→ Exercise details
In the listing below, find every line with the string "have" and pull it out.

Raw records
········
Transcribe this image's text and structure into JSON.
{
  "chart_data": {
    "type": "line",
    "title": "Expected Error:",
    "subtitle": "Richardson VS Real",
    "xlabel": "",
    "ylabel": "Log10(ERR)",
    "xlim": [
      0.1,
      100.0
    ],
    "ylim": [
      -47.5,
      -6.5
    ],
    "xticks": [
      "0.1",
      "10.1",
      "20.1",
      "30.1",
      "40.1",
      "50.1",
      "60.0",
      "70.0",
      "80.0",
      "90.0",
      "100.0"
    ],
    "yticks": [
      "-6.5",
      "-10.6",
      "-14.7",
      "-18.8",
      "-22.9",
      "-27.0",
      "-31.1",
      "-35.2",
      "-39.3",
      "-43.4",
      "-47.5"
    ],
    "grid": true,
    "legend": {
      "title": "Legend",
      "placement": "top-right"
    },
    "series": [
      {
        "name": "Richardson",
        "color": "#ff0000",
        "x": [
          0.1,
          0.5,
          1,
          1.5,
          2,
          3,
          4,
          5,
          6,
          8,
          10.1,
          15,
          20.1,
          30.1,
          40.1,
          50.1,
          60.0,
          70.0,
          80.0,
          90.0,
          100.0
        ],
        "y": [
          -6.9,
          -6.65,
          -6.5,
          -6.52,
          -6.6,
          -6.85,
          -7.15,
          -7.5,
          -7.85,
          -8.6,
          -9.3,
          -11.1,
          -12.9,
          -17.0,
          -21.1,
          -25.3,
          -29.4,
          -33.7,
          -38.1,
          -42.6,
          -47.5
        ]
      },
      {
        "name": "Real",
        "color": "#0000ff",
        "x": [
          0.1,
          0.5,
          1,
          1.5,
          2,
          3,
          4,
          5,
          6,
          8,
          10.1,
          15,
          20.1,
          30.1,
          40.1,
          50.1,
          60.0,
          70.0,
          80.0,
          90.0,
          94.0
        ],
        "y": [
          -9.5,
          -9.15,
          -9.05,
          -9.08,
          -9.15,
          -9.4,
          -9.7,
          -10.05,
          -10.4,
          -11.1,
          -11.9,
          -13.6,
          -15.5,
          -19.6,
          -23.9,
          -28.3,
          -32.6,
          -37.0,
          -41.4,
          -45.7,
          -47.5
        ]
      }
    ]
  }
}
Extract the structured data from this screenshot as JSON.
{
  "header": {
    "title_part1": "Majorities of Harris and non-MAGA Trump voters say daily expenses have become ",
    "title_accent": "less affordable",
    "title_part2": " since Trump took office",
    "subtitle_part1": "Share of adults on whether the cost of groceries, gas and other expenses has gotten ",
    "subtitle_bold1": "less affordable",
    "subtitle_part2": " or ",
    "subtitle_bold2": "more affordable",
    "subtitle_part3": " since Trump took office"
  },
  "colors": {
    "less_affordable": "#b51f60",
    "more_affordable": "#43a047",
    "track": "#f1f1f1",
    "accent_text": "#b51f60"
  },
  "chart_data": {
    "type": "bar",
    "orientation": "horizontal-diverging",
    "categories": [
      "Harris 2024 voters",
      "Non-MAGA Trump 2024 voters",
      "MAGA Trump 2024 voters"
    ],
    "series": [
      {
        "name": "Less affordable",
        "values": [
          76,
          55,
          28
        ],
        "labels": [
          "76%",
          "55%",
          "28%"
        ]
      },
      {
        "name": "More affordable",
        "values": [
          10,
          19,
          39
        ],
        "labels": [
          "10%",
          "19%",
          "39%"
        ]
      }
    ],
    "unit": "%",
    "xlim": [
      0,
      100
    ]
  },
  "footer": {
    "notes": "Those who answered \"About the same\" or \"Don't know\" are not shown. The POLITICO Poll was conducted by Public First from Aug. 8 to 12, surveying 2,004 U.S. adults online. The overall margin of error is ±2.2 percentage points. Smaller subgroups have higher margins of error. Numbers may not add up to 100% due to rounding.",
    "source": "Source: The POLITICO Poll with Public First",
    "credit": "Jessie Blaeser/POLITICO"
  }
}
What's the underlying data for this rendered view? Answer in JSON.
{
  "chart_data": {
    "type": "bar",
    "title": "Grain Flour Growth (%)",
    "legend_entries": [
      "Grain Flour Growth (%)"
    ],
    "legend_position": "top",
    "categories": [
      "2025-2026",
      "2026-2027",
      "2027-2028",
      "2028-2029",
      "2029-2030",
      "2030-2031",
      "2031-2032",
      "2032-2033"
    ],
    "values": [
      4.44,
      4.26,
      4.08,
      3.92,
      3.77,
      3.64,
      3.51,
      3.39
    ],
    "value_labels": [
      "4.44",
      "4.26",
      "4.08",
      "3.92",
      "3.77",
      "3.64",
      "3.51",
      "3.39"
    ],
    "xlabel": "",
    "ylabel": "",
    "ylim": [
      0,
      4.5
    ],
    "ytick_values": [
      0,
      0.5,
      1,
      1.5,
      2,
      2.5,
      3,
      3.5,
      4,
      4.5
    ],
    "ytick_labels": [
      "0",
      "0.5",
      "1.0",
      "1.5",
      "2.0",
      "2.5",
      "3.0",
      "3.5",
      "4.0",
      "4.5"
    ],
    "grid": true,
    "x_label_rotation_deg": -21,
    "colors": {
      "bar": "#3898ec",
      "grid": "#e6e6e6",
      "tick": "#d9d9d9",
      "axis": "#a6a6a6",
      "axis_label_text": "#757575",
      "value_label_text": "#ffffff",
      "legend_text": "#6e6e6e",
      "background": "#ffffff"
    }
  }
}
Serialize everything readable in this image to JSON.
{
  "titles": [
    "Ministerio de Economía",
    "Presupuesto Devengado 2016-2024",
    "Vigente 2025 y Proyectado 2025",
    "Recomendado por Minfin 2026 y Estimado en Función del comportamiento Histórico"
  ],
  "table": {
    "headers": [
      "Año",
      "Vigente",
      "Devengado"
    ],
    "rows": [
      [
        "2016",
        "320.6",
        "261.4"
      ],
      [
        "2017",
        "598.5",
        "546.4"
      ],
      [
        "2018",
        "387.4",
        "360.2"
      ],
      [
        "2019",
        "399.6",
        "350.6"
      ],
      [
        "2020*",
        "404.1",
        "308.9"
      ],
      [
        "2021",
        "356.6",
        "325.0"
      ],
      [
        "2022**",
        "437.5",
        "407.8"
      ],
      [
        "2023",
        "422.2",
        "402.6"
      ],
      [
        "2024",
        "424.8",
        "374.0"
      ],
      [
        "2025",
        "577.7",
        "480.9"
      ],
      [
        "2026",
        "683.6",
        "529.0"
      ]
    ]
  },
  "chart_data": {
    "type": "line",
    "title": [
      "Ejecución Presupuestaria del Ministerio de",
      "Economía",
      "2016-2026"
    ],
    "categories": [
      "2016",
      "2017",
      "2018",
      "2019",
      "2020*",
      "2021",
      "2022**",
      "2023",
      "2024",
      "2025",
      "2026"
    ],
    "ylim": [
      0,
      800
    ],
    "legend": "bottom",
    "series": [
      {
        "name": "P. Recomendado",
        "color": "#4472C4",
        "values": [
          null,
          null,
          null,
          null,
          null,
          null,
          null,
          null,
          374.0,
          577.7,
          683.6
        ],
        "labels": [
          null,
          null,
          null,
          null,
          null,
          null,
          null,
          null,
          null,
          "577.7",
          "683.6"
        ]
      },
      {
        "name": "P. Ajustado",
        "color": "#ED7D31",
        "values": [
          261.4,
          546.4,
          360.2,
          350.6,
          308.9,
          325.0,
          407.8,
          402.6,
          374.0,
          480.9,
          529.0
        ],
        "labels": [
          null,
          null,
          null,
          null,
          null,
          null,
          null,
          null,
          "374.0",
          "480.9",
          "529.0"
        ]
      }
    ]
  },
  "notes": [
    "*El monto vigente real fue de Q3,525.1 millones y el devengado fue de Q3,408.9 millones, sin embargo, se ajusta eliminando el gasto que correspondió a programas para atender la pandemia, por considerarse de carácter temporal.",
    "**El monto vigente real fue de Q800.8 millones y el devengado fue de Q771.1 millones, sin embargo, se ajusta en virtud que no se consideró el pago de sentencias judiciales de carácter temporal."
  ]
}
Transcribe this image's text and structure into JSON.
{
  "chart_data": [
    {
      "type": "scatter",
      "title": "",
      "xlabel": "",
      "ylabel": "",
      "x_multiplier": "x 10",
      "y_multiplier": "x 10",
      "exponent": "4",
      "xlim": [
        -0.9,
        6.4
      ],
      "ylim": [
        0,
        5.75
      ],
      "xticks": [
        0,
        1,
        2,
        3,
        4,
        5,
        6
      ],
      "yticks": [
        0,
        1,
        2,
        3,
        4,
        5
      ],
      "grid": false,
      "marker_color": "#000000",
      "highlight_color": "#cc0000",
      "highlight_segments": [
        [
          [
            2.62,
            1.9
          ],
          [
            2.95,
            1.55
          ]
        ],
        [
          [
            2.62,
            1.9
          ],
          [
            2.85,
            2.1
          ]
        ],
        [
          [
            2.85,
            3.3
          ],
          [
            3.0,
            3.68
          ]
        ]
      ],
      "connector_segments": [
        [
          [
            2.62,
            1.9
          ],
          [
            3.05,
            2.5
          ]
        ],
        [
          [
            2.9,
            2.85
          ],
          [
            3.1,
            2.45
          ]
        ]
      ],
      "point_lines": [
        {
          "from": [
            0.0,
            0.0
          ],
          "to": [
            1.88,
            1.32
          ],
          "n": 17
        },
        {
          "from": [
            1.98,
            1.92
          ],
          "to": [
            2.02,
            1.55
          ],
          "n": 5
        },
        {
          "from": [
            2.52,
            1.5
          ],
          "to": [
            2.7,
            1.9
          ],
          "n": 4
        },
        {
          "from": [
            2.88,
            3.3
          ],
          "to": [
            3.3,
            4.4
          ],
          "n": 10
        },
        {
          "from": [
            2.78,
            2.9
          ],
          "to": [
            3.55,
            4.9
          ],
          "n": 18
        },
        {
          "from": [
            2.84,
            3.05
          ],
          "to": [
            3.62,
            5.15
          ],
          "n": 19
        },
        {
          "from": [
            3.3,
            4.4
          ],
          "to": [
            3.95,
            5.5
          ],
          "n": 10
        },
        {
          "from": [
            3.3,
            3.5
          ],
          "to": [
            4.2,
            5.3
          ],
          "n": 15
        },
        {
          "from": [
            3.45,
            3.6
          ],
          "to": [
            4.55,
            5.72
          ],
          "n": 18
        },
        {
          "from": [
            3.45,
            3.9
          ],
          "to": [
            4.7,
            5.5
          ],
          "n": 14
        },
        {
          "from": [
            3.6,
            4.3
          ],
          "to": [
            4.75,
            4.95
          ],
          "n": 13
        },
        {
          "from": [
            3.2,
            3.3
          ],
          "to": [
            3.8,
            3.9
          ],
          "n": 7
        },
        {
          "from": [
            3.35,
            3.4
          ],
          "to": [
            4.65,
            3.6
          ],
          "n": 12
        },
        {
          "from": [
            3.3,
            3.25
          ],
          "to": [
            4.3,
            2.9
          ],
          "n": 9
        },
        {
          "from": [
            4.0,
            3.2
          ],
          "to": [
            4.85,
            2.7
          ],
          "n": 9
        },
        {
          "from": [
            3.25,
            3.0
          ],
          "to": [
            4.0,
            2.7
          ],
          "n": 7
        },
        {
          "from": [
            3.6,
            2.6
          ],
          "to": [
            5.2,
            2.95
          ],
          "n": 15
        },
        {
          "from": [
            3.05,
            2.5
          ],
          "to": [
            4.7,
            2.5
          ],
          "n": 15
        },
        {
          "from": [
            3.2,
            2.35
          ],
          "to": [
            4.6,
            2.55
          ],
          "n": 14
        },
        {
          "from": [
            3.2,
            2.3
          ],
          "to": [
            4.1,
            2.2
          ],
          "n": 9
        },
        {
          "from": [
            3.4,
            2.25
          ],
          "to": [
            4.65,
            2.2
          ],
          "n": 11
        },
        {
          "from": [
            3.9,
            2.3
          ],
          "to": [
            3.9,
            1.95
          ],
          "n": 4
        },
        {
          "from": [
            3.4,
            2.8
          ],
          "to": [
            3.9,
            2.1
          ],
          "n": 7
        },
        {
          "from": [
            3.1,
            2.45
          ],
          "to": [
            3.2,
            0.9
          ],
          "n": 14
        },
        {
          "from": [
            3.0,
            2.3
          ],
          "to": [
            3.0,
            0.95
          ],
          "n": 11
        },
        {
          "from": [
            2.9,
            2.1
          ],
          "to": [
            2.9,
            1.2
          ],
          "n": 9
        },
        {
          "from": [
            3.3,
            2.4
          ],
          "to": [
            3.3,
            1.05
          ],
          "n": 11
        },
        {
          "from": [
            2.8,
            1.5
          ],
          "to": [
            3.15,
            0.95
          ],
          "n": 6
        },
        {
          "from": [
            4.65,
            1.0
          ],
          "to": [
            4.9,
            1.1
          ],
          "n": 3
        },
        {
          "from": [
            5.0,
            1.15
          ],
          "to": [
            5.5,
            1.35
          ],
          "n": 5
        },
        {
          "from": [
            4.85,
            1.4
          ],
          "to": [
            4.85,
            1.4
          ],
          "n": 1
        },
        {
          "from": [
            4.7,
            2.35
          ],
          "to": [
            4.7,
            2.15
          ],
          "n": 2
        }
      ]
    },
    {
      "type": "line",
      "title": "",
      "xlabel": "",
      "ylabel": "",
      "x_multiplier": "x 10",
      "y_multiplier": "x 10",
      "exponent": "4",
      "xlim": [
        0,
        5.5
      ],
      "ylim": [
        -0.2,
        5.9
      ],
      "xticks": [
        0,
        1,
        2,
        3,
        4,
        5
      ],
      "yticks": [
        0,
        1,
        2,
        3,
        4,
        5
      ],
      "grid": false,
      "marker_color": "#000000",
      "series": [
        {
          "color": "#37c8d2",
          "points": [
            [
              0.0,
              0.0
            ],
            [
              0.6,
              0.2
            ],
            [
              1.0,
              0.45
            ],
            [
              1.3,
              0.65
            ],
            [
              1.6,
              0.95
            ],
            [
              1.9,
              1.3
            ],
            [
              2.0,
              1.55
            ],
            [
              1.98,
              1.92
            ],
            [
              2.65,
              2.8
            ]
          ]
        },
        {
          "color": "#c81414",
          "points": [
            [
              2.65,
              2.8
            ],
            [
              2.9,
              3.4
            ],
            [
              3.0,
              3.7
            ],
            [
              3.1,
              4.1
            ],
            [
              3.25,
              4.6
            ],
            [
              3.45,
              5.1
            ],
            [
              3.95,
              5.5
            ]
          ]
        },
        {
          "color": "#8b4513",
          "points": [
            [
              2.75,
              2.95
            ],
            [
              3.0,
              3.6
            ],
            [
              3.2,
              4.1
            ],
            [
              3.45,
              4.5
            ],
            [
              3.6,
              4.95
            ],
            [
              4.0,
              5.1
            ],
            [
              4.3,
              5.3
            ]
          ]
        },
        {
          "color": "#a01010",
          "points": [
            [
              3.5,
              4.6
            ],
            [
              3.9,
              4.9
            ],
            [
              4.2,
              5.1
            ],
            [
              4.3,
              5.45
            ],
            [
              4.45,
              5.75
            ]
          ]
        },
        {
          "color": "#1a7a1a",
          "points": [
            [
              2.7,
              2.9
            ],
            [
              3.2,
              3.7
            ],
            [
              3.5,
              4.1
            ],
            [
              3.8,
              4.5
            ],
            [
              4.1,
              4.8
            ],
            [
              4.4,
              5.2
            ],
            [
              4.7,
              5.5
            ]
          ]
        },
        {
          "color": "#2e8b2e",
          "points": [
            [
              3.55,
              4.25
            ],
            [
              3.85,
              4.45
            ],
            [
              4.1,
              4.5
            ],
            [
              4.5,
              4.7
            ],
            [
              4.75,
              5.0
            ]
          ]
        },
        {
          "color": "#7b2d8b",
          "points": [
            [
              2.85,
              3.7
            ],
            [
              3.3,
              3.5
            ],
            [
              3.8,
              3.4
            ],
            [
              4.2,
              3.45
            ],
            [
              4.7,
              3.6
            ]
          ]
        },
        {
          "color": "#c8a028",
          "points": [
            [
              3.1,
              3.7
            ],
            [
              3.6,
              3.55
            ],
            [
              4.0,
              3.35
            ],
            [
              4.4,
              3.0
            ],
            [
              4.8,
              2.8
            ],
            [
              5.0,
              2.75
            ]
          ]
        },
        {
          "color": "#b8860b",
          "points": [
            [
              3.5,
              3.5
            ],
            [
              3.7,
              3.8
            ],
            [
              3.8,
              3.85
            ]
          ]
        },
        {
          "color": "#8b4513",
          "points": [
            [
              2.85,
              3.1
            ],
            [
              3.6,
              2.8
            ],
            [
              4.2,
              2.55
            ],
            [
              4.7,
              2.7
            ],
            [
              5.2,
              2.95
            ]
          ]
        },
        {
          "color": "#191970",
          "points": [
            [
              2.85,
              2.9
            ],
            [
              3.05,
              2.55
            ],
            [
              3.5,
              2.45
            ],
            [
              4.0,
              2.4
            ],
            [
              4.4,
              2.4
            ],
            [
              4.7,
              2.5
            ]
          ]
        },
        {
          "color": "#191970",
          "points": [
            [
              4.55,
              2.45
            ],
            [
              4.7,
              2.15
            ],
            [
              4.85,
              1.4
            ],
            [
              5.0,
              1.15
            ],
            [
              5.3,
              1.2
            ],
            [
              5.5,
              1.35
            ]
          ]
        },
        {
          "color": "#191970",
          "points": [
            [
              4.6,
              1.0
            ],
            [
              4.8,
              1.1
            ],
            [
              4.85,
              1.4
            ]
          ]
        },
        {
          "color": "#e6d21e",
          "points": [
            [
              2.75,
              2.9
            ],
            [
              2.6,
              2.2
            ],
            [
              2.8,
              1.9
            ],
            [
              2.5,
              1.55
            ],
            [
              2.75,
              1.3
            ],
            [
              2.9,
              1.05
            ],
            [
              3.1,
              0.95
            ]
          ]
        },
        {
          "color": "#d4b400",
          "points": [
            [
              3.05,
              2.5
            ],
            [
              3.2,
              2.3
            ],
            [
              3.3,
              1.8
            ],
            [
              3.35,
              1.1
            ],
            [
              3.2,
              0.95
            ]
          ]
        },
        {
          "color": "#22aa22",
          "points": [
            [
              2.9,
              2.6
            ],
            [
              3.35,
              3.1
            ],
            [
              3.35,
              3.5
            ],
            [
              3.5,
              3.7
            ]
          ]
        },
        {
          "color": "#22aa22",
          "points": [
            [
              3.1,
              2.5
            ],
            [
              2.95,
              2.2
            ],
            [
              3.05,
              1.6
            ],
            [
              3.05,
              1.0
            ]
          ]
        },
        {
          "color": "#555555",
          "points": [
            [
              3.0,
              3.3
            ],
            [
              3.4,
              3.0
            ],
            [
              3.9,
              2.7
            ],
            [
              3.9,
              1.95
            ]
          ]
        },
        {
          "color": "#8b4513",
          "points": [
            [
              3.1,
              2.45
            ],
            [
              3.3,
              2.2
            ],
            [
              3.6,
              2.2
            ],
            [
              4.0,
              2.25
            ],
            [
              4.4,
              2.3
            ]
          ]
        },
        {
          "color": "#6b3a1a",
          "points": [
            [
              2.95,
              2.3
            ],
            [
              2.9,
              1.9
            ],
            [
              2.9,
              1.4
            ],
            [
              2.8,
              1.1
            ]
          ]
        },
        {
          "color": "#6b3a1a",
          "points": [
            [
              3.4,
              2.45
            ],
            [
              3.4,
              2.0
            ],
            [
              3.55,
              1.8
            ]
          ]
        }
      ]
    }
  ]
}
········
→ Final result
    "title_part1": "Majorities of Harris and non-MAGA Trump voters say daily expenses have become ",
    "notes": "Those who answered \"About the same\" or \"Don't know\" are not shown. The POLITICO Poll was conducted by Public First from Aug. 8 to 12, surveying 2,004 U.S. adults online. The overall margin of error is ±2.2 percentage points. Smaller subgroups have higher margins of error. Numbers may not add up to 100% due to rounding.",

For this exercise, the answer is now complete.